■ Set exercise:
Looking at the listing beneath, work out how many lines hold "count" and report only that figure.

#####

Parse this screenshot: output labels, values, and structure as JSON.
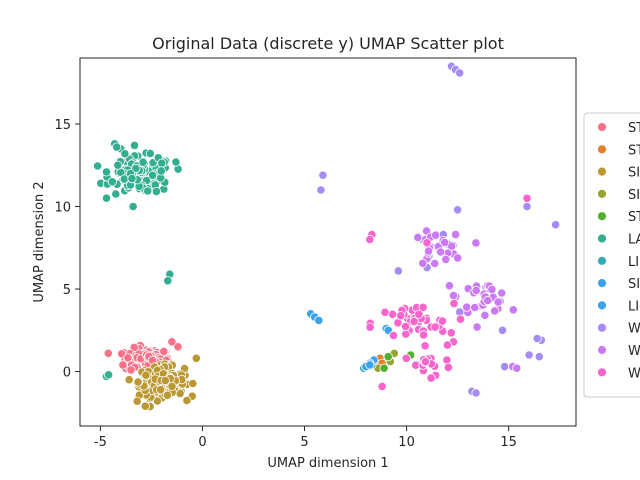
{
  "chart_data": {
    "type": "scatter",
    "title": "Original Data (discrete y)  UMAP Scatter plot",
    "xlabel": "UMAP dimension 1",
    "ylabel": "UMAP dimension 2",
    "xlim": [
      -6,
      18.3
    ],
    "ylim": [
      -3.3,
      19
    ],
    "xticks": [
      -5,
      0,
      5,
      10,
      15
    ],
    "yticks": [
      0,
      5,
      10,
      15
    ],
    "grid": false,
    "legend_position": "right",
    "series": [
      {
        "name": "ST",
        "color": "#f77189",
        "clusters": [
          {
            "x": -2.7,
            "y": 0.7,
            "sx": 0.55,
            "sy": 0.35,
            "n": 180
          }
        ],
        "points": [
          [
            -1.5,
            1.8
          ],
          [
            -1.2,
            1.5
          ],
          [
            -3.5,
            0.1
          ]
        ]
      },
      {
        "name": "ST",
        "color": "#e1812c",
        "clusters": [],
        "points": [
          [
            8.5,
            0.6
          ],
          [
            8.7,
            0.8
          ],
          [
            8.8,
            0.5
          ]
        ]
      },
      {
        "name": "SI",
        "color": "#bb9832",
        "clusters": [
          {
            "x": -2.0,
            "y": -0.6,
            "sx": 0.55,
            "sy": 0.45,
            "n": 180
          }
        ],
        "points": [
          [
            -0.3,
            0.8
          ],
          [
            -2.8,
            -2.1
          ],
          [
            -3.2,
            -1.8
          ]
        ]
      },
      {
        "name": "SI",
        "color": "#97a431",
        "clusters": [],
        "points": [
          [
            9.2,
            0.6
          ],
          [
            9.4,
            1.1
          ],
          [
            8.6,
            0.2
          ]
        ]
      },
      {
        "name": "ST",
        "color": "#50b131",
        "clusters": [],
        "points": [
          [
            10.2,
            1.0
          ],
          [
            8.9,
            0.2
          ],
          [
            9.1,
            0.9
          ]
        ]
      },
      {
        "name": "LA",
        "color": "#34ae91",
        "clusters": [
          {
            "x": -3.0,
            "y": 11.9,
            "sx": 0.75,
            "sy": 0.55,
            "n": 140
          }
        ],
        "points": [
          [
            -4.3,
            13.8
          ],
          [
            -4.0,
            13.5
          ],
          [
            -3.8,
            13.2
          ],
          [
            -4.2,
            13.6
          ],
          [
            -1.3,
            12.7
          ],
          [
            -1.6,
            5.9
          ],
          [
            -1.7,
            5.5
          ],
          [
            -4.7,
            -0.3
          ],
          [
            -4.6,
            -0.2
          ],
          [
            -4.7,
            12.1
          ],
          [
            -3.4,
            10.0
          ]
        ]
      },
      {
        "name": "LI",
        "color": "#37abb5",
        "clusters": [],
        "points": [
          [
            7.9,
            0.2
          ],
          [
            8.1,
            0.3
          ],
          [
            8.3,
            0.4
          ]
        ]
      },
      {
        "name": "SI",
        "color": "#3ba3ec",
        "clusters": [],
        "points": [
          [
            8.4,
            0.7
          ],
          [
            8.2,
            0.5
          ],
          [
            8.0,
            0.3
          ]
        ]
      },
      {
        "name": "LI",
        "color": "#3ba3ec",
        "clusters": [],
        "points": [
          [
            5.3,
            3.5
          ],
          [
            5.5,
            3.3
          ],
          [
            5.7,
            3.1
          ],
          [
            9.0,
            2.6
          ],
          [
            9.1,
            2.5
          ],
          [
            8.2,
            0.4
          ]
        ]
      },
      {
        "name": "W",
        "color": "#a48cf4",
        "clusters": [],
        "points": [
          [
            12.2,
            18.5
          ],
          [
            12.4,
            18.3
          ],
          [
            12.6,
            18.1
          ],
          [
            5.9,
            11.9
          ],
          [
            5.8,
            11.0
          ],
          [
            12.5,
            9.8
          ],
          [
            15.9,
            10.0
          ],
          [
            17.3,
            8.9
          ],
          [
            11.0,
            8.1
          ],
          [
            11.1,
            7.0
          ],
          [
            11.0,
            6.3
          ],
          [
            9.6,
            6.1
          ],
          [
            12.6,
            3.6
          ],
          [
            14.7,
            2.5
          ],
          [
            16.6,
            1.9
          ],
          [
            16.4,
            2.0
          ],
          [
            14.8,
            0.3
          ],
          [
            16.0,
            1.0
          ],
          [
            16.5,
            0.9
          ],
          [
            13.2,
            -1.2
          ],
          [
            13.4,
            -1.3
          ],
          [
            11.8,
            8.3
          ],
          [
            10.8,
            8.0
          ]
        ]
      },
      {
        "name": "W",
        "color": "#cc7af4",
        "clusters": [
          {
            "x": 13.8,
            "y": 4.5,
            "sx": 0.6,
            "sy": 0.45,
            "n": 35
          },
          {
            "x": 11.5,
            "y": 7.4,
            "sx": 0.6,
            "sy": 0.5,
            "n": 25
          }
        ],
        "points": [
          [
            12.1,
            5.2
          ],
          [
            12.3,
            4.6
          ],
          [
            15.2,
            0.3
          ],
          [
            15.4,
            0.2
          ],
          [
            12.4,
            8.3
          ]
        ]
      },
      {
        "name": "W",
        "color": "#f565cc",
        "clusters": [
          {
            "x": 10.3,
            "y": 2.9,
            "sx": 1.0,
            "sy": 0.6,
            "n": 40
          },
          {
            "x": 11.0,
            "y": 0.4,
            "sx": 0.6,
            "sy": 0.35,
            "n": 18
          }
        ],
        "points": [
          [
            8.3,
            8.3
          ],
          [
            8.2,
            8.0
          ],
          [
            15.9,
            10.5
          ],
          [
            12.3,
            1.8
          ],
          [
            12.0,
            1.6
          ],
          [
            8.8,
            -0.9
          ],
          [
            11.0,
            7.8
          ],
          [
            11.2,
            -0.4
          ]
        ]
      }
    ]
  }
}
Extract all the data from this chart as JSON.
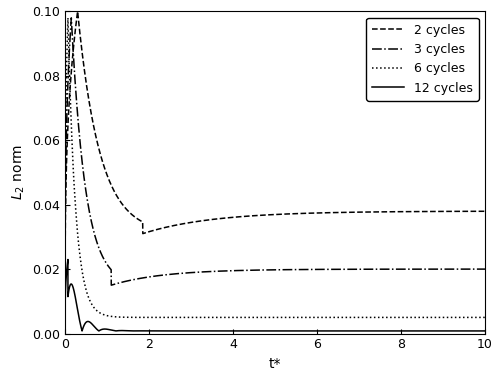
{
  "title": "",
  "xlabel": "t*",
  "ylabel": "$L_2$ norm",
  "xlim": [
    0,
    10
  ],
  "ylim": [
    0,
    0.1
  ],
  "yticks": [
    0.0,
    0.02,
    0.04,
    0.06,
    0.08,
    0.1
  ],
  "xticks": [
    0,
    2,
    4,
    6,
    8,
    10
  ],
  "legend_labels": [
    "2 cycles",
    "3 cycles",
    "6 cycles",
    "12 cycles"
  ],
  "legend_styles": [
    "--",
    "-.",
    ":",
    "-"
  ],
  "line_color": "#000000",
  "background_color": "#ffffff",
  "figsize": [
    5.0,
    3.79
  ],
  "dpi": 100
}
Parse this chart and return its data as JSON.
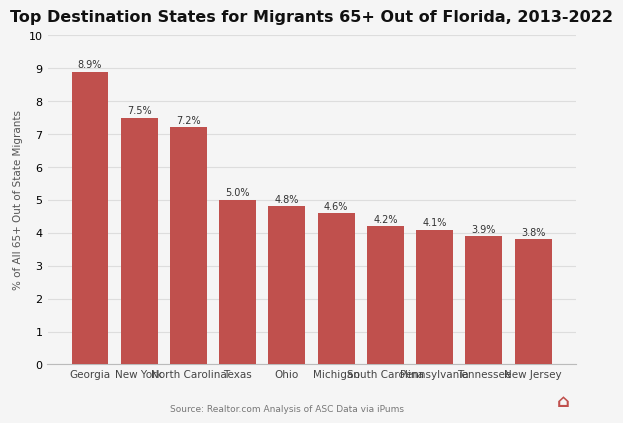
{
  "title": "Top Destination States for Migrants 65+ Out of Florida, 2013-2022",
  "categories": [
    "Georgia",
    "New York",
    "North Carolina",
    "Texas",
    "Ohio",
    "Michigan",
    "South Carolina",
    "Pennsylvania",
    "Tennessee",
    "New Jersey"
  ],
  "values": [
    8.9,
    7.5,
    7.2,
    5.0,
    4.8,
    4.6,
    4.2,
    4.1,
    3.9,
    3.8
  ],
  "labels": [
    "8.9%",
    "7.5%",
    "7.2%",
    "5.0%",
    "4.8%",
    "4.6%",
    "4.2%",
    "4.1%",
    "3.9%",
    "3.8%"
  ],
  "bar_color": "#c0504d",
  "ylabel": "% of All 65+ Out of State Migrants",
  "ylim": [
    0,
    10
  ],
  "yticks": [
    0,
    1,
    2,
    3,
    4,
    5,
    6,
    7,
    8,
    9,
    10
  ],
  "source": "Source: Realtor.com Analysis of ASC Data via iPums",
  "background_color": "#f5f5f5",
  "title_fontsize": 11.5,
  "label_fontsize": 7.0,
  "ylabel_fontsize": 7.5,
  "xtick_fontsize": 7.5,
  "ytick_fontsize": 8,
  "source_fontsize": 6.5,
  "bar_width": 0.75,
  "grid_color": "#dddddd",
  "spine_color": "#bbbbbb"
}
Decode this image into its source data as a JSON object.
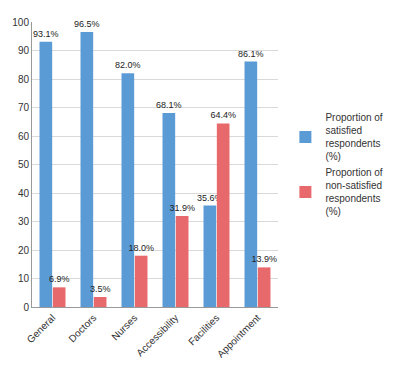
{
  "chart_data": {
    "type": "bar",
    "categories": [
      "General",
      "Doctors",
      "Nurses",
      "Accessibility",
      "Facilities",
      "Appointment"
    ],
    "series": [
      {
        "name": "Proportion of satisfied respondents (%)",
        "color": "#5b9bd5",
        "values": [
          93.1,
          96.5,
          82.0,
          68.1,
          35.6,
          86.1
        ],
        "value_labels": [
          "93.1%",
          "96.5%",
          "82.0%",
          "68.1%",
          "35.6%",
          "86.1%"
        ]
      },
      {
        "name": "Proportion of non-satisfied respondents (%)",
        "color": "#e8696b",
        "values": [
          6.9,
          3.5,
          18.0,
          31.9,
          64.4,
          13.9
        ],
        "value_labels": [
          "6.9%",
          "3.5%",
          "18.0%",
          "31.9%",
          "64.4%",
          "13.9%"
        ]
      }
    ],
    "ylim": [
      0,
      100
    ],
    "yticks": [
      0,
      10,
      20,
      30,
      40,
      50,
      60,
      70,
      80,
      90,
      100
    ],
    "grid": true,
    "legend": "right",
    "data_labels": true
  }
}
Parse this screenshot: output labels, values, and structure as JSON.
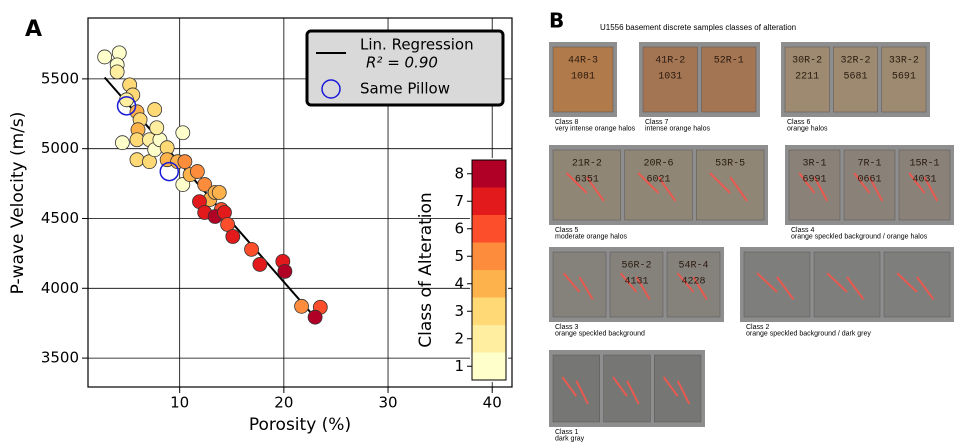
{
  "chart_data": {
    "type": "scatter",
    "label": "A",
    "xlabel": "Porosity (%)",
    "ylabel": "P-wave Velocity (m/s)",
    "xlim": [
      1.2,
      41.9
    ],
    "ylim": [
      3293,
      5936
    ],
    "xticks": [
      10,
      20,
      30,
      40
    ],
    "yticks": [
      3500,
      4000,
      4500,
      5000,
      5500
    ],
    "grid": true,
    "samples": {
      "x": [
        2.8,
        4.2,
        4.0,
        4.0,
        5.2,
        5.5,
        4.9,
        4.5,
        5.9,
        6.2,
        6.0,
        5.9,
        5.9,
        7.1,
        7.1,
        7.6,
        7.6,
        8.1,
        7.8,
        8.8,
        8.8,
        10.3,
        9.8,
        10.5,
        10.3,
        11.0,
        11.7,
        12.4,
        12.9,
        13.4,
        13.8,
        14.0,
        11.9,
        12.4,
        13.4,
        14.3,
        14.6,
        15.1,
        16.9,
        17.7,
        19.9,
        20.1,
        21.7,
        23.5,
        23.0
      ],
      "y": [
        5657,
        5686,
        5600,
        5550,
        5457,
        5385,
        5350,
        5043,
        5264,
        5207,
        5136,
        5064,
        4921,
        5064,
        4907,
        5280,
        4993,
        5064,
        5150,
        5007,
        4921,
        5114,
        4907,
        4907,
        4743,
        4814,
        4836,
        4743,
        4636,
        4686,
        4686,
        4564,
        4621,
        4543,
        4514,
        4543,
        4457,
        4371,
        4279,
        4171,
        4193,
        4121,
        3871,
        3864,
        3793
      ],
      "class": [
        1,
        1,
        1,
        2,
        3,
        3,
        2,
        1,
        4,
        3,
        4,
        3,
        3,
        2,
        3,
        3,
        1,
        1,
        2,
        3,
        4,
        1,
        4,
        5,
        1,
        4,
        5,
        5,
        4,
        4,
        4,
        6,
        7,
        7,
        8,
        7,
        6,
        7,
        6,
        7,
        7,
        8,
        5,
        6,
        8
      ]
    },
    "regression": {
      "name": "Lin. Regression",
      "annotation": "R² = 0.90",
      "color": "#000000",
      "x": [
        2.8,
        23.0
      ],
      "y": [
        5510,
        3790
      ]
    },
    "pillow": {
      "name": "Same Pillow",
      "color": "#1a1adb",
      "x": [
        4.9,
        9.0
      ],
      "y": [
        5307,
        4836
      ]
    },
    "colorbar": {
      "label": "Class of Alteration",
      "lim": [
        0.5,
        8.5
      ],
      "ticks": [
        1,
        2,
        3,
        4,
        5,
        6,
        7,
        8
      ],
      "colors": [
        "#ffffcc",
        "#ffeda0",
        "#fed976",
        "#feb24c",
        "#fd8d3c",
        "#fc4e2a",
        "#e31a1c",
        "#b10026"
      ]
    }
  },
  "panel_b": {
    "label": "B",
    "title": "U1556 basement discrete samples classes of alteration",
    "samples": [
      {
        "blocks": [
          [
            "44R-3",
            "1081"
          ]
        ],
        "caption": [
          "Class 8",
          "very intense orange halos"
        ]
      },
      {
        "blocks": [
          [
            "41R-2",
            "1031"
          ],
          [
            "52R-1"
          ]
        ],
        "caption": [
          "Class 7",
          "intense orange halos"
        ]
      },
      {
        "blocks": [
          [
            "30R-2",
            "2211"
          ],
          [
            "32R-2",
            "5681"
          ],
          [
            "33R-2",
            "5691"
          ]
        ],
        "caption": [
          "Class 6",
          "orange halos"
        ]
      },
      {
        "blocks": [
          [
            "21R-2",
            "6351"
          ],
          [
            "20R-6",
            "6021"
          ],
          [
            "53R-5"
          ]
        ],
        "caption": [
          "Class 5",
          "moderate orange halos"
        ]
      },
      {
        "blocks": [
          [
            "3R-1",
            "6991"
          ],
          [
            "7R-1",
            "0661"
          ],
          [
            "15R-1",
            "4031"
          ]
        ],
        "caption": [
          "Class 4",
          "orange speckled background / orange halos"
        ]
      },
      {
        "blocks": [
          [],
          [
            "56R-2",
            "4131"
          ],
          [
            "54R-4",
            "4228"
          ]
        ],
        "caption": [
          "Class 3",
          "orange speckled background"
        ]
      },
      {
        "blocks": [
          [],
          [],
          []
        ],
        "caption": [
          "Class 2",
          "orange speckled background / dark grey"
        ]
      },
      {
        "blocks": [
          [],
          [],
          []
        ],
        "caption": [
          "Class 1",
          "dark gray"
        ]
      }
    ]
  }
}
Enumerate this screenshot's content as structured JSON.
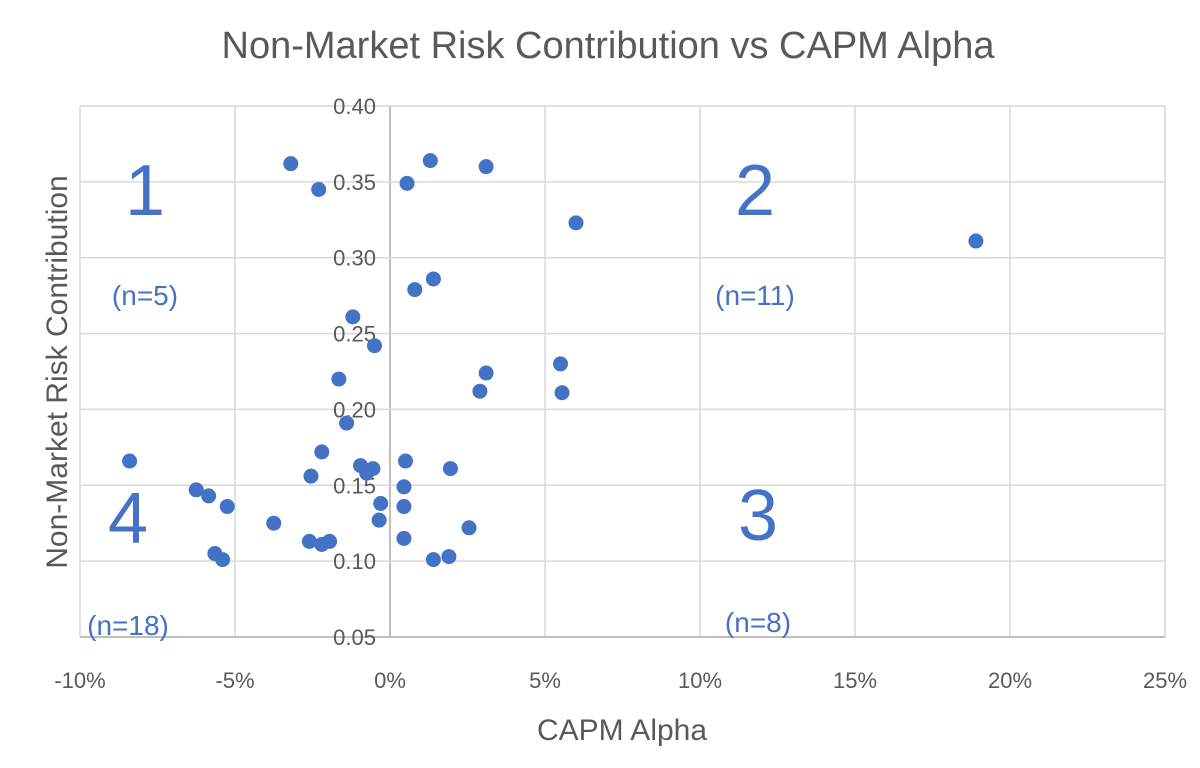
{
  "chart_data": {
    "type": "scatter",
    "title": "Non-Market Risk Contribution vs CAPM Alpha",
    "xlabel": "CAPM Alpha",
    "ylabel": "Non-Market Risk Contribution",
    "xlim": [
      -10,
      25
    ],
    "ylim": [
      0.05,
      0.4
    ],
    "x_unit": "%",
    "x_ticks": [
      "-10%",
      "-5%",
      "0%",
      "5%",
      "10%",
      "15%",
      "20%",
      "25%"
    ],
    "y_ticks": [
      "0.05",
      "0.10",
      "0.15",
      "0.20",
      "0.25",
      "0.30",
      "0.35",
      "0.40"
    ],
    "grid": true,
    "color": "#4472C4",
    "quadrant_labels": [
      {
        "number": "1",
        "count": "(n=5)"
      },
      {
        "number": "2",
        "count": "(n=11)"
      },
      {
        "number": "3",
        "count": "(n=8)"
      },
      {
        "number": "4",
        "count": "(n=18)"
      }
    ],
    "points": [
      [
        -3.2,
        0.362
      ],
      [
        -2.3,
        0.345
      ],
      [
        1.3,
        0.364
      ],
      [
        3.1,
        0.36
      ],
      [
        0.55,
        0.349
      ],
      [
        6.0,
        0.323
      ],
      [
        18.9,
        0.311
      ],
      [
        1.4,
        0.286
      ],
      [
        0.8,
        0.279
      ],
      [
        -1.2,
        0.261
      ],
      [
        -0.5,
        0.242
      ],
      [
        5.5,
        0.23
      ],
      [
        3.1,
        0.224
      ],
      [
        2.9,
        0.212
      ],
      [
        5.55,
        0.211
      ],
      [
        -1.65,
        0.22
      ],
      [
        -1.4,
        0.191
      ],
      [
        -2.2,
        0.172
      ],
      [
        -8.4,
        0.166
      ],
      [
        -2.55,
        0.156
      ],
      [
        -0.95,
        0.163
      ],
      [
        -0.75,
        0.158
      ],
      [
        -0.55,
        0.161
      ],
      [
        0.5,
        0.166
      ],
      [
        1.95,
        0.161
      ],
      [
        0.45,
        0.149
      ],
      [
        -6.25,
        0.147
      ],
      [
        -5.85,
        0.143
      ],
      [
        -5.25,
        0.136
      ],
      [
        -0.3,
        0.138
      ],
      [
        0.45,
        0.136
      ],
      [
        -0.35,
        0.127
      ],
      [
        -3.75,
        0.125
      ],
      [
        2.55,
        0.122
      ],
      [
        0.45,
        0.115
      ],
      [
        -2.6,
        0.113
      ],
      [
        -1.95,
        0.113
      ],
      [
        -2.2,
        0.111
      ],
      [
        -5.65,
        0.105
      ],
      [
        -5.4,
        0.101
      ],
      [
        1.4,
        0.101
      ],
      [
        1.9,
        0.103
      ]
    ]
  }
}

#####

■ Output of the task:
4